**Dataset**
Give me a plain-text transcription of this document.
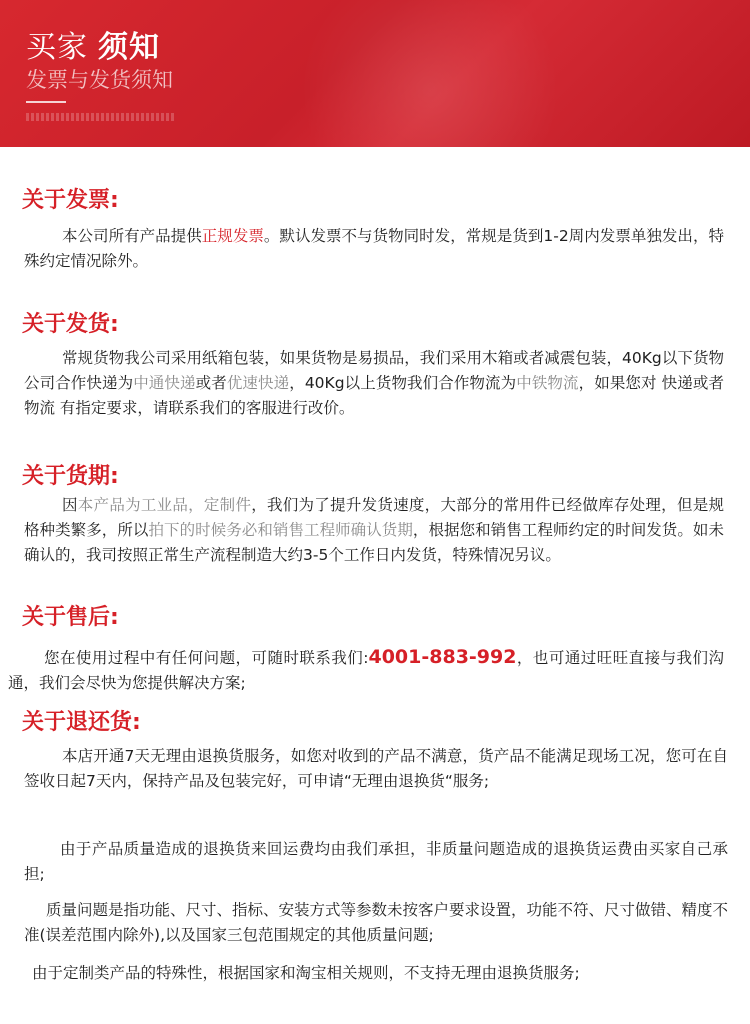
买家 须知
发票与发货须知
关于发票:
本公司所有产品提供正规发票。默认发票不与货物同时发，常规是货到1-2周内发票单独发出，特殊约定情况除外。
关于发货:
常规货物我公司采用纸箱包装，如果货物是易损品，我们采用木箱或者减震包装，40Kg以下货物公司合作快递为中通快递或者优速快递，40Kg以上货物我们合作物流为中铁物流，如果您对 快递或者物流 有指定要求，请联系我们的客服进行改价。
关于货期:
因本产品为工业品，定制件，我们为了提升发货速度，大部分的常用件已经做库存处理，但是规格种类繁多，所以拍下的时候务必和销售工程师确认货期，根据您和销售工程师约定的时间发货。如未确认的，我司按照正常生产流程制造大约3-5个工作日内发货，特殊情况另议。
关于售后:
您在使用过程中有任何问题，可随时联系我们:4001-883-992，也可通过旺旺直接与我们沟通，我们会尽快为您提供解决方案;
关于退还货:
本店开通7天无理由退换货服务，如您对收到的产品不满意，货产品不能满足现场工况，您可在自签收日起7天内，保持产品及包装完好，可申请“无理由退换货“服务;
由于产品质量造成的退换货来回运费均由我们承担，非质量问题造成的退换货运费由买家自己承担;
质量问题是指功能、尺寸、指标、安装方式等参数未按客户要求设置，功能不符、尺寸做错、精度不准(误差范围内除外),以及国家三包范围规定的其他质量问题;
由于定制类产品的特殊性，根据国家和淘宝相关规则，不支持无理由退换货服务;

**Short task**
Strip out the images, then output the records above word for word.

**Solution to the exercise**
Give me a plain-text transcription of this document.
买家 须知
发票与发货须知
关于发票:
本公司所有产品提供正规发票。默认发票不与货物同时发，常规是货到1-2周内发票单独发出，特殊约定情况除外。
关于发货:
常规货物我公司采用纸箱包装，如果货物是易损品，我们采用木箱或者减震包装，40Kg以下货物公司合作快递为中通快递或者优速快递，40Kg以上货物我们合作物流为中铁物流，如果您对 快递或者物流 有指定要求，请联系我们的客服进行改价。
关于货期:
因本产品为工业品，定制件，我们为了提升发货速度，大部分的常用件已经做库存处理，但是规格种类繁多，所以拍下的时候务必和销售工程师确认货期，根据您和销售工程师约定的时间发货。如未确认的，我司按照正常生产流程制造大约3-5个工作日内发货，特殊情况另议。
关于售后:
您在使用过程中有任何问题，可随时联系我们:4001-883-992，也可通过旺旺直接与我们沟通，我们会尽快为您提供解决方案;
关于退还货:
本店开通7天无理由退换货服务，如您对收到的产品不满意，货产品不能满足现场工况，您可在自签收日起7天内，保持产品及包装完好，可申请“无理由退换货“服务;
由于产品质量造成的退换货来回运费均由我们承担，非质量问题造成的退换货运费由买家自己承担;
质量问题是指功能、尺寸、指标、安装方式等参数未按客户要求设置，功能不符、尺寸做错、精度不准(误差范围内除外),以及国家三包范围规定的其他质量问题;
由于定制类产品的特殊性，根据国家和淘宝相关规则，不支持无理由退换货服务;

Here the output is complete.